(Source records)
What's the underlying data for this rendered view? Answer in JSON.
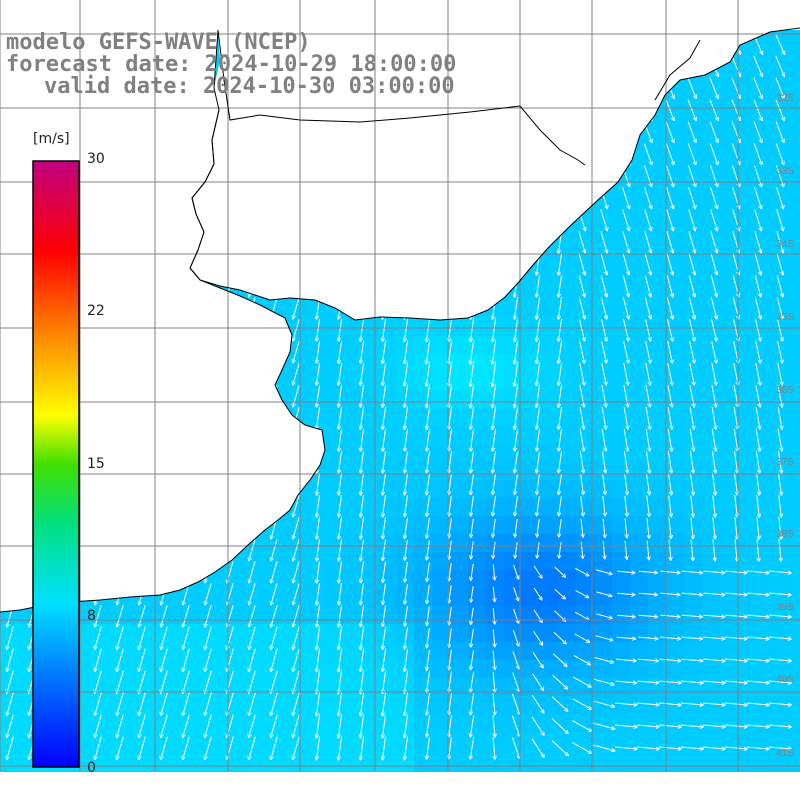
{
  "title": {
    "model": "modelo GEFS-WAVE (NCEP)",
    "forecast": "forecast date: 2024-10-29 18:00:00",
    "valid": "valid date: 2024-10-30 03:00:00"
  },
  "colorbar": {
    "unit": "[m/s]",
    "ticks": [
      "30",
      "22",
      "15",
      "8",
      "0"
    ],
    "tick_values": [
      30,
      22,
      15,
      8,
      0
    ],
    "range": [
      0,
      30
    ],
    "colors": [
      "#0000ff",
      "#00c8ff",
      "#00ff80",
      "#ffff00",
      "#ff8000",
      "#ff0000",
      "#c80080"
    ]
  },
  "map": {
    "land_color": "#ffffff",
    "coast_color": "#000000",
    "grid_color": "#808080",
    "lat_labels": [
      "32S",
      "33S",
      "34S",
      "35S",
      "36S",
      "37S",
      "38S",
      "39S",
      "40S",
      "41S"
    ]
  },
  "chart_data": {
    "type": "heatmap",
    "variable": "wind speed with direction arrows",
    "unit": "m/s",
    "value_range": [
      0,
      30
    ],
    "field_range_observed": [
      3,
      9
    ],
    "dominant_direction": "arrows point south / south-southwest in north and west, east in south-east",
    "calm_zone": "low wind (~3-4 m/s) centered offshore south-east of the estuary"
  }
}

What to work on: Find how many lines include the string "south" and report that number alone.

Exercise solution: 2